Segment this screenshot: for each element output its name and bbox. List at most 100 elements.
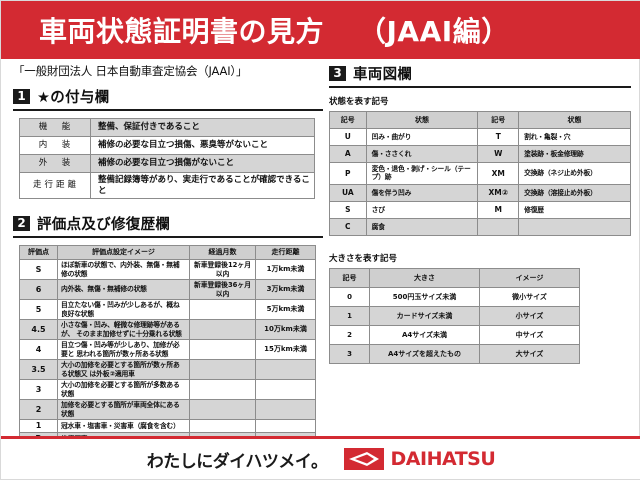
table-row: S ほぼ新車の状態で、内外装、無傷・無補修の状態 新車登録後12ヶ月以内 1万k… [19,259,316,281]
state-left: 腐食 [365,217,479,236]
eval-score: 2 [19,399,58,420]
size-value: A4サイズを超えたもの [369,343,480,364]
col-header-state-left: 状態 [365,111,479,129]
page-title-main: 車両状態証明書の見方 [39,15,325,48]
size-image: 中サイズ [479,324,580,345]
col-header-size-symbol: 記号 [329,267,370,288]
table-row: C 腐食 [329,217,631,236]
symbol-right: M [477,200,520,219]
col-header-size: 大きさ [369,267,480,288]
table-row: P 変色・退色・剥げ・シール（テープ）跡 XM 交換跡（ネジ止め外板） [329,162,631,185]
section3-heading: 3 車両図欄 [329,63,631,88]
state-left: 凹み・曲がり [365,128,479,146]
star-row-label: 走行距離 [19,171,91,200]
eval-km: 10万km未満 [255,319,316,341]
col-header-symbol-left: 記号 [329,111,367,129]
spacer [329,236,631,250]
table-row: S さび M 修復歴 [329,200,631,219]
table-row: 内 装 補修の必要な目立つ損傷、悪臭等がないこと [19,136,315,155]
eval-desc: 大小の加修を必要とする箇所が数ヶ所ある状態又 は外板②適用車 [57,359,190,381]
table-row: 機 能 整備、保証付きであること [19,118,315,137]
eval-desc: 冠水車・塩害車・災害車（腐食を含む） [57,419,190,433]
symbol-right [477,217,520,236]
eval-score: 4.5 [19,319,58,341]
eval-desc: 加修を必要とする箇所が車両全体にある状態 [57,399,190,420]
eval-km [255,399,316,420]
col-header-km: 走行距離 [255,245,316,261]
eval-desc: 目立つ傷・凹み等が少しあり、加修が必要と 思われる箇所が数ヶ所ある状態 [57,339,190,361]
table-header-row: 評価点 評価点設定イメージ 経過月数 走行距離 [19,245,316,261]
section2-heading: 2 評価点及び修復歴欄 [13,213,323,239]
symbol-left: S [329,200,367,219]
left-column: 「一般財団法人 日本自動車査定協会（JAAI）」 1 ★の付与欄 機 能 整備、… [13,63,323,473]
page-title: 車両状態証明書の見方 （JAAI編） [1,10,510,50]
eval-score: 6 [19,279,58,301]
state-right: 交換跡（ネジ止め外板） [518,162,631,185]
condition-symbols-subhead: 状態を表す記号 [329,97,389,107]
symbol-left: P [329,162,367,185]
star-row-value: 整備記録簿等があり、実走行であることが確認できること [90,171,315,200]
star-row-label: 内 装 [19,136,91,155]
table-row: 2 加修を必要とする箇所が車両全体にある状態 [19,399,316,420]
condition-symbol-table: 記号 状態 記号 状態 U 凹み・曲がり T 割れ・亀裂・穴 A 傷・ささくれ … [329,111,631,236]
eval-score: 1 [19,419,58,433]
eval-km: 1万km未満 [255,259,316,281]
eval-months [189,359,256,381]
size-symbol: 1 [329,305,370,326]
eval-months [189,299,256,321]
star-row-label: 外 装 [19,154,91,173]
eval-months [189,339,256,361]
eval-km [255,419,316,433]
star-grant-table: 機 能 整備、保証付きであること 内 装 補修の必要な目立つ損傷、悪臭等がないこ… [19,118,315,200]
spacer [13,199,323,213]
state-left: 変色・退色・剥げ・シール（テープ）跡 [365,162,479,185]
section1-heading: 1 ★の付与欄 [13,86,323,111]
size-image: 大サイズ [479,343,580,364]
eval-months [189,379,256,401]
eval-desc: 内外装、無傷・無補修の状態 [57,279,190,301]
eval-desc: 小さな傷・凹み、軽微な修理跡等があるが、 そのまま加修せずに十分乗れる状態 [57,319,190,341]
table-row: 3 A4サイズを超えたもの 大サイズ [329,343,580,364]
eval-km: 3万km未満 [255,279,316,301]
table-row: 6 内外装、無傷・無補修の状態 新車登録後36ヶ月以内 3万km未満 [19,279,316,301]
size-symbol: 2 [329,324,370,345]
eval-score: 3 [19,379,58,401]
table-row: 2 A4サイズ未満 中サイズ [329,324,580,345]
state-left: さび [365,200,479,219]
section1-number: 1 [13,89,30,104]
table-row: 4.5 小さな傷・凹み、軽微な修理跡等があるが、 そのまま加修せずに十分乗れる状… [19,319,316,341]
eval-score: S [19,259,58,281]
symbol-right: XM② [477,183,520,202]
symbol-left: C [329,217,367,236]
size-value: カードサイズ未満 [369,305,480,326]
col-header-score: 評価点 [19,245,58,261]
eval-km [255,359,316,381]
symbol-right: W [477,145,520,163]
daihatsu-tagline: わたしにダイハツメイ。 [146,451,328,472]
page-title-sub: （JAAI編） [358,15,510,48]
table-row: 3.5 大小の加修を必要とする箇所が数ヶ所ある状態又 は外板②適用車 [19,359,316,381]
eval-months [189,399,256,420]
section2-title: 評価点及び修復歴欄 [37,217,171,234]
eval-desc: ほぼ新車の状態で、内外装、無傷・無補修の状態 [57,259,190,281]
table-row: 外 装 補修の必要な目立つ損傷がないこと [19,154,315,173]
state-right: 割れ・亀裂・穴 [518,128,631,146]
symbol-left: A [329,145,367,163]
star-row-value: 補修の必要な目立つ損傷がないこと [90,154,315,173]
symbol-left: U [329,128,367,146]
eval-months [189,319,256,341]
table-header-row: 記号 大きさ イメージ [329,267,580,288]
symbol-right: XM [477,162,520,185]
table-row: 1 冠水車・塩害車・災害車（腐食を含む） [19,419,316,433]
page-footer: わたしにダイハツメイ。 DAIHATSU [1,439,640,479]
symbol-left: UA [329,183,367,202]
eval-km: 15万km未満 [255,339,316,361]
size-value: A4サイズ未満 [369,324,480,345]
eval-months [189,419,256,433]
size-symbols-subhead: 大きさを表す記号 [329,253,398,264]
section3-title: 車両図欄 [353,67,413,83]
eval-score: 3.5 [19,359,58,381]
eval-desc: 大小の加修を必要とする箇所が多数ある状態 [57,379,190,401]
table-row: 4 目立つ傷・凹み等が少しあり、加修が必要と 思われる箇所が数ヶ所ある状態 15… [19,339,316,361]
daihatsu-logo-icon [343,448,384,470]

...

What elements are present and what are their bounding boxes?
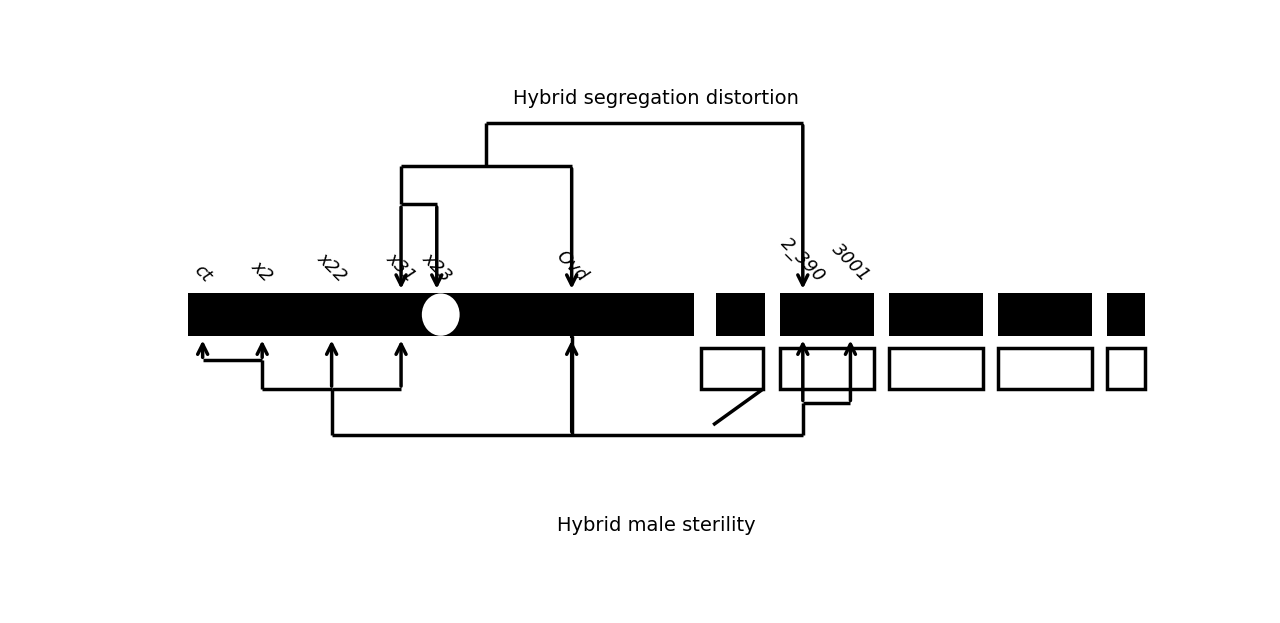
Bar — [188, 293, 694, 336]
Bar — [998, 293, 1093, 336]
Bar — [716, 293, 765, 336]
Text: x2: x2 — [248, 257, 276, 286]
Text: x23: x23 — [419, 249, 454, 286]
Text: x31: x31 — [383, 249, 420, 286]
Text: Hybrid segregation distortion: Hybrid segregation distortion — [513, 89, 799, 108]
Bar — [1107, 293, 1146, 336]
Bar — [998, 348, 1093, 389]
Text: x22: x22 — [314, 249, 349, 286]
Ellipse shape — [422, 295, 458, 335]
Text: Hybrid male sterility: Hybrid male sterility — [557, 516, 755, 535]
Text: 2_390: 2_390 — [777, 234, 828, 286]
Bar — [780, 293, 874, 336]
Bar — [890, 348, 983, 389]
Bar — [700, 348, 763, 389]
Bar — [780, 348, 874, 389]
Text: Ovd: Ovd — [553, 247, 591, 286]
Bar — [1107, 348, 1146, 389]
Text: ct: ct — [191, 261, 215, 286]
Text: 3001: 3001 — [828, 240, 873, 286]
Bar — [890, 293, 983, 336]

* [Exercise objective]
Rewrite every row from the one containing "Bar — [188, 293, 694, 336]" down to the one containing "Text: Hybrid segregation", both included, as a numbered list, leaving out any blank lines.

* [Answer in full]
1. Bar — [188, 293, 694, 336]
2. Bar — [998, 293, 1093, 336]
3. Bar — [716, 293, 765, 336]
4. Text: x2: x2 — [248, 257, 276, 286]
5. Text: x23: x23 — [419, 249, 454, 286]
6. Text: x31: x31 — [383, 249, 420, 286]
7. Text: Hybrid segregation distortion: Hybrid segregation distortion — [513, 89, 799, 108]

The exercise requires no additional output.